→ Stated task
In the listing below, rename every "Phone Number:" to "Mobile Number:" and reproduce all other lines unchanged.

(Stored records)
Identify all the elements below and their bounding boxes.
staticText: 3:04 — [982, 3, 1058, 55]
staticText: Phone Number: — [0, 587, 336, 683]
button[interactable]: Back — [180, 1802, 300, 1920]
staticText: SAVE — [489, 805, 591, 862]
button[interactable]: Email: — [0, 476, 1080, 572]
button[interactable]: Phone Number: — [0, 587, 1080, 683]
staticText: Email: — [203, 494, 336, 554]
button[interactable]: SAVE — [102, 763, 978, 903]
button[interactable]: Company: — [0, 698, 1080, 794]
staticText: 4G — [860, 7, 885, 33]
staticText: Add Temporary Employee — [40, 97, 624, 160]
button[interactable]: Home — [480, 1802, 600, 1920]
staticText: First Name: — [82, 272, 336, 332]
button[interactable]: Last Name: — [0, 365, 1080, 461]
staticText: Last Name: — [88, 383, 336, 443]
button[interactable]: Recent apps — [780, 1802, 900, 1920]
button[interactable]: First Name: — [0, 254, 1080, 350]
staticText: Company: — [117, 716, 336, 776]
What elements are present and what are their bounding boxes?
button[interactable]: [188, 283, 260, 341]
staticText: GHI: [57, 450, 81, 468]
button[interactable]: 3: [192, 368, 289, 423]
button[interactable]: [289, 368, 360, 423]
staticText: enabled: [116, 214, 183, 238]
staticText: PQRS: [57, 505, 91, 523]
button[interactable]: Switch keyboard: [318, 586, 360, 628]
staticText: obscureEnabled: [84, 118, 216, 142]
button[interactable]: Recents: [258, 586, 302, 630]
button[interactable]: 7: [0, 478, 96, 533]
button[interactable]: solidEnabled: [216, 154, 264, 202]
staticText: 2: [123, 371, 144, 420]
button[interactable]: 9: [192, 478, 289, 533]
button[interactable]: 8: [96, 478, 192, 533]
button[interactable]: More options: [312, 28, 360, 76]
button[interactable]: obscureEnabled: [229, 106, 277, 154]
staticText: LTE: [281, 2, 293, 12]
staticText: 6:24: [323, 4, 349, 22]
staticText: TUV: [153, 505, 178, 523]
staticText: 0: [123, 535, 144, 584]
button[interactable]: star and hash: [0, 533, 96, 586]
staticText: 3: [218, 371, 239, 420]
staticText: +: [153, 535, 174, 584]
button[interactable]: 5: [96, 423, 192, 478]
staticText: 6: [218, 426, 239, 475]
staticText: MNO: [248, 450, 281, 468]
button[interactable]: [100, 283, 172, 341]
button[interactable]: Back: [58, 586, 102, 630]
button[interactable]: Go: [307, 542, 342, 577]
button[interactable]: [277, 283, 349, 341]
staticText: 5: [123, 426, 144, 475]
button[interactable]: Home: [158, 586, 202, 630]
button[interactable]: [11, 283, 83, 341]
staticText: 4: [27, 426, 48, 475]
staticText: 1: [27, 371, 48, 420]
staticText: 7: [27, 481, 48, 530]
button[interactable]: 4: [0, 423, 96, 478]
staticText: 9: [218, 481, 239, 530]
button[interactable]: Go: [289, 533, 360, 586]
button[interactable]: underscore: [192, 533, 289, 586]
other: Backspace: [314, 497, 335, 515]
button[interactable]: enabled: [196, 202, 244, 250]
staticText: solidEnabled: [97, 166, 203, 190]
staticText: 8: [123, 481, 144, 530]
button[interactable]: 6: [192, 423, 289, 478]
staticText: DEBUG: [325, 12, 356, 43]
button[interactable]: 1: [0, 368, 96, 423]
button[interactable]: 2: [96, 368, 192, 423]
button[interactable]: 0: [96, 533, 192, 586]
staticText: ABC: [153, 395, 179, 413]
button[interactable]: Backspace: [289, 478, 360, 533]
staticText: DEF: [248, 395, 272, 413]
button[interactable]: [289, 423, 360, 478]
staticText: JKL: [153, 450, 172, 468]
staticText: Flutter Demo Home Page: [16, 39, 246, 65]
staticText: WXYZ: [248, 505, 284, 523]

→ Exercise result
Identify all the elements below and their bounding boxes.
staticText: 3:04 — [982, 3, 1058, 55]
staticText: Mobile Number: — [0, 587, 336, 683]
button[interactable]: Back — [180, 1802, 300, 1920]
staticText: SAVE — [489, 805, 591, 862]
button[interactable]: Email: — [0, 476, 1080, 572]
button[interactable]: Mobile Number: — [0, 587, 1080, 683]
staticText: Email: — [203, 494, 336, 554]
button[interactable]: SAVE — [102, 763, 978, 903]
button[interactable]: Company: — [0, 698, 1080, 794]
staticText: 4G — [860, 7, 885, 33]
staticText: Add Temporary Employee — [40, 97, 624, 160]
button[interactable]: Home — [480, 1802, 600, 1920]
staticText: First Name: — [82, 272, 336, 332]
button[interactable]: Last Name: — [0, 365, 1080, 461]
staticText: Last Name: — [88, 383, 336, 443]
button[interactable]: Recent apps — [780, 1802, 900, 1920]
button[interactable]: First Name: — [0, 254, 1080, 350]
staticText: Company: — [117, 716, 336, 776]
What elements are present and what are their bounding boxes?
button[interactable]: [188, 283, 260, 341]
staticText: GHI: [57, 450, 81, 468]
button[interactable]: 3: [192, 368, 289, 423]
button[interactable]: [289, 368, 360, 423]
staticText: enabled: [116, 214, 183, 238]
staticText: PQRS: [57, 505, 91, 523]
button[interactable]: Switch keyboard: [318, 586, 360, 628]
staticText: obscureEnabled: [84, 118, 216, 142]
button[interactable]: Recents: [258, 586, 302, 630]
button[interactable]: 7: [0, 478, 96, 533]
button[interactable]: solidEnabled: [216, 154, 264, 202]
staticText: 2: [123, 371, 144, 420]
button[interactable]: 9: [192, 478, 289, 533]
button[interactable]: 8: [96, 478, 192, 533]
button[interactable]: More options: [312, 28, 360, 76]
button[interactable]: obscureEnabled: [229, 106, 277, 154]
staticText: LTE: [281, 2, 293, 12]
staticText: 6:24: [323, 4, 349, 22]
staticText: TUV: [153, 505, 178, 523]
staticText: 0: [123, 535, 144, 584]
button[interactable]: star and hash: [0, 533, 96, 586]
staticText: 3: [218, 371, 239, 420]
staticText: +: [153, 535, 174, 584]
button[interactable]: 5: [96, 423, 192, 478]
staticText: 6: [218, 426, 239, 475]
staticText: MNO: [248, 450, 281, 468]
button[interactable]: [100, 283, 172, 341]
button[interactable]: Back: [58, 586, 102, 630]
button[interactable]: Go: [307, 542, 342, 577]
button[interactable]: [277, 283, 349, 341]
staticText: 5: [123, 426, 144, 475]
button[interactable]: Home: [158, 586, 202, 630]
button[interactable]: [11, 283, 83, 341]
staticText: 4: [27, 426, 48, 475]
staticText: 1: [27, 371, 48, 420]
staticText: 7: [27, 481, 48, 530]
button[interactable]: 4: [0, 423, 96, 478]
staticText: 9: [218, 481, 239, 530]
button[interactable]: Go: [289, 533, 360, 586]
button[interactable]: underscore: [192, 533, 289, 586]
other: Backspace: [314, 497, 335, 515]
button[interactable]: enabled: [196, 202, 244, 250]
staticText: solidEnabled: [97, 166, 203, 190]
staticText: 8: [123, 481, 144, 530]
button[interactable]: 6: [192, 423, 289, 478]
staticText: DEBUG: [325, 12, 356, 43]
button[interactable]: 1: [0, 368, 96, 423]
button[interactable]: 2: [96, 368, 192, 423]
button[interactable]: 0: [96, 533, 192, 586]
staticText: ABC: [153, 395, 179, 413]
button[interactable]: Backspace: [289, 478, 360, 533]
staticText: DEF: [248, 395, 272, 413]
button[interactable]: [289, 423, 360, 478]
staticText: JKL: [153, 450, 172, 468]
staticText: Flutter Demo Home Page: [16, 39, 246, 65]
staticText: WXYZ: [248, 505, 284, 523]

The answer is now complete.